(Data records)
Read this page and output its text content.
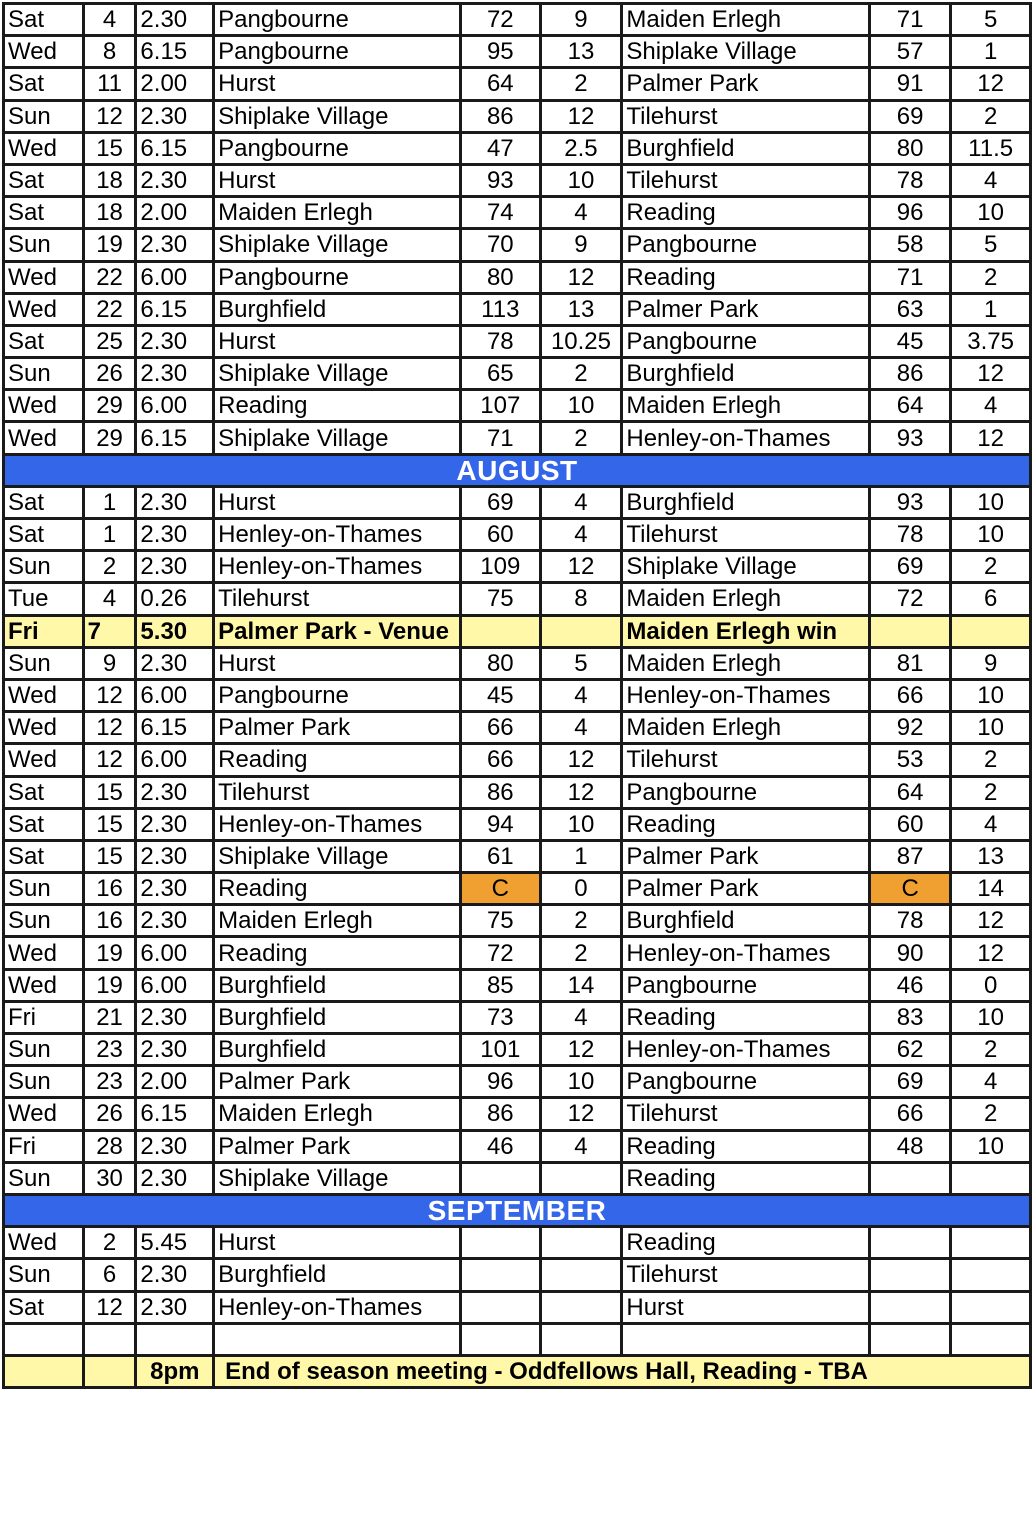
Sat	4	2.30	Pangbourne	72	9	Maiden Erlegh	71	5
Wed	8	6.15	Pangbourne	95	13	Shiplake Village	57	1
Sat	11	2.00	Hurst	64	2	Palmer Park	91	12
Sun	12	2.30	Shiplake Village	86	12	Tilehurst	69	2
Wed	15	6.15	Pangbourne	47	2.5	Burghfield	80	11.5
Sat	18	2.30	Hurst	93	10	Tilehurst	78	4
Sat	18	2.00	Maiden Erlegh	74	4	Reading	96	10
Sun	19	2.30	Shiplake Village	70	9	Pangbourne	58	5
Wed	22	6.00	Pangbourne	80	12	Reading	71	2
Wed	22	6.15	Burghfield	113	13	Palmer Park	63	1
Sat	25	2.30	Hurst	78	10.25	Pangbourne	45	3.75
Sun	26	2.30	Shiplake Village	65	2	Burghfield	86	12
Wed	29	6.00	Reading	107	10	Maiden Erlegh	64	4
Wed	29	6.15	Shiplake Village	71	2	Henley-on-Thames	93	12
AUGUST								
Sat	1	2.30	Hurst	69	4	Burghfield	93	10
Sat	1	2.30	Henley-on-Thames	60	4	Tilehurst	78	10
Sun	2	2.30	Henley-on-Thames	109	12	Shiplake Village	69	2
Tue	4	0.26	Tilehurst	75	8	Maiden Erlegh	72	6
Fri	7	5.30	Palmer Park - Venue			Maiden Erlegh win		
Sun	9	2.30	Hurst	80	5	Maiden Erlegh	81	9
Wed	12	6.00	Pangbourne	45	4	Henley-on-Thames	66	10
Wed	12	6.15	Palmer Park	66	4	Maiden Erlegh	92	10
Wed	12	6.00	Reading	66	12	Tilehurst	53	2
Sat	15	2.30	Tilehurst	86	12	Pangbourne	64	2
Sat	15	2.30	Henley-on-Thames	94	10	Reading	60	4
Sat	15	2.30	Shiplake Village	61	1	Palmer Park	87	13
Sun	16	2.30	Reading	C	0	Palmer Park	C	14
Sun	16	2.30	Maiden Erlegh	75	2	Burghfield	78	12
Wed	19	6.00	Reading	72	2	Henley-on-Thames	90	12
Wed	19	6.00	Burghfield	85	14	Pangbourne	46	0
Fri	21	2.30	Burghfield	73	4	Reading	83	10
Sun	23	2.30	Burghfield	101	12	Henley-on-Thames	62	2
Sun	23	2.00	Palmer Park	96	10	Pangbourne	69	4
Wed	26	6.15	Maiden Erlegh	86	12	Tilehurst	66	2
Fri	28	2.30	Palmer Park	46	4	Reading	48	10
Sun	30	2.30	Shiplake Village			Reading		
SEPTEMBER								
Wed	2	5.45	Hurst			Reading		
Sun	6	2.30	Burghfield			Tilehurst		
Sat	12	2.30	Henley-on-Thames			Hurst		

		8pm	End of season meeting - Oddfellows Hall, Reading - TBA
...
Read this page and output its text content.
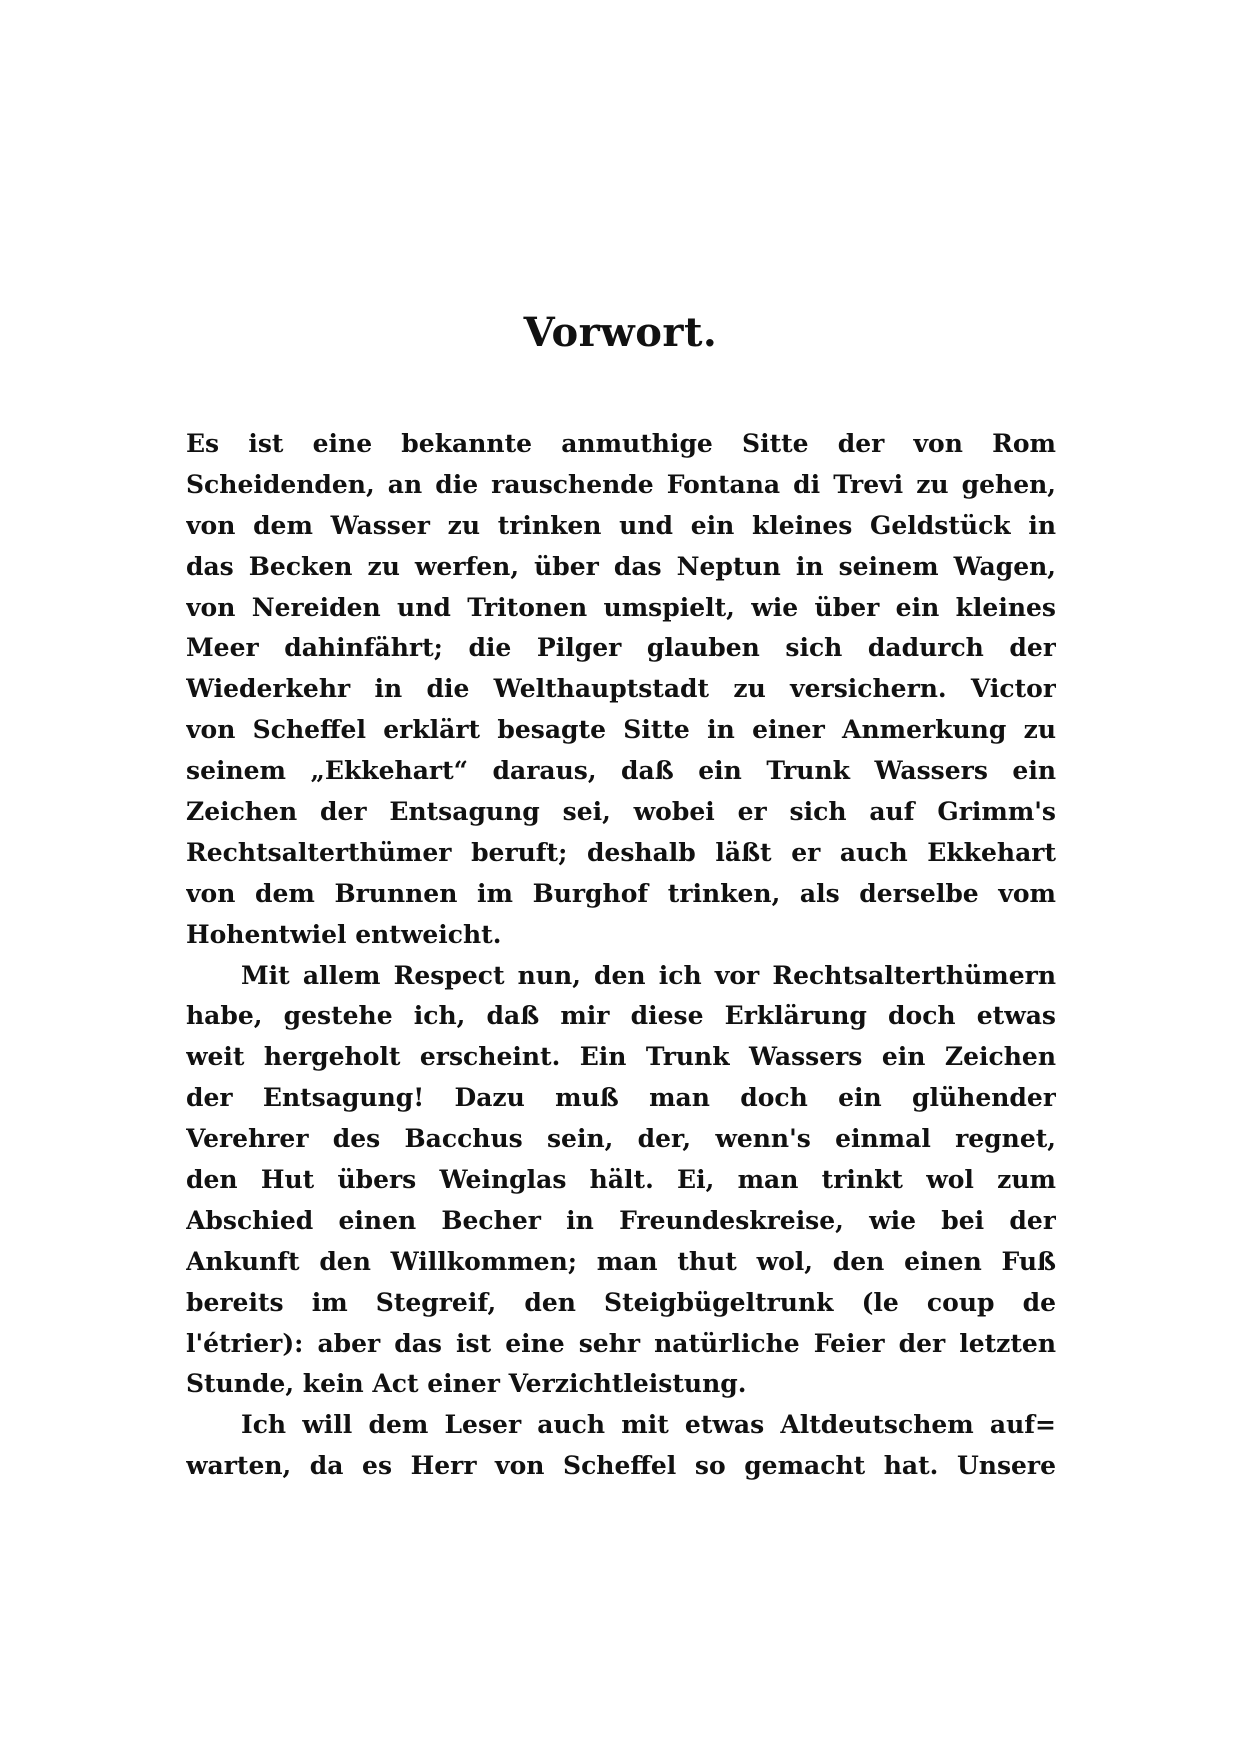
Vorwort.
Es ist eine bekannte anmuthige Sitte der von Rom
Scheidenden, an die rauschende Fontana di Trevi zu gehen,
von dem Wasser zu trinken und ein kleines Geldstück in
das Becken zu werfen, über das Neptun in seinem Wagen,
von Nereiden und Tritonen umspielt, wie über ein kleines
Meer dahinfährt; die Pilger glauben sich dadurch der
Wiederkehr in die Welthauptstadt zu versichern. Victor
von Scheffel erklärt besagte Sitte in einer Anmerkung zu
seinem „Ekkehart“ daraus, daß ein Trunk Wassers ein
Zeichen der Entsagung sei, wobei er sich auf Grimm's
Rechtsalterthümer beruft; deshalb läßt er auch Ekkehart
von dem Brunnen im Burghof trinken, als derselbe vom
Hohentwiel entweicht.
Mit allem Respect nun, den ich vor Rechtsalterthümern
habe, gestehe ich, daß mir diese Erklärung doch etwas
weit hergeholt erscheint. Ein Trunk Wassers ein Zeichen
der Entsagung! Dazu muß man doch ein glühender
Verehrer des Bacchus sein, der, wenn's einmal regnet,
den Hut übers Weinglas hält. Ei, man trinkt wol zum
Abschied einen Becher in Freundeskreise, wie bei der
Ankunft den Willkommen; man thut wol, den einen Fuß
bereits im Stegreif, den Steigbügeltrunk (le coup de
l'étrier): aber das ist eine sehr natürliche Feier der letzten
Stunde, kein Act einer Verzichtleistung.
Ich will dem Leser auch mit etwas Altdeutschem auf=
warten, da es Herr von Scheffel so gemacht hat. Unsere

:: Stated exercise ::
Make a copy of each line that contains the string "Scheffel".

:: Response below ::
von Scheffel erklärt besagte Sitte in einer Anmerkung zu
warten, da es Herr von Scheffel so gemacht hat. Unsere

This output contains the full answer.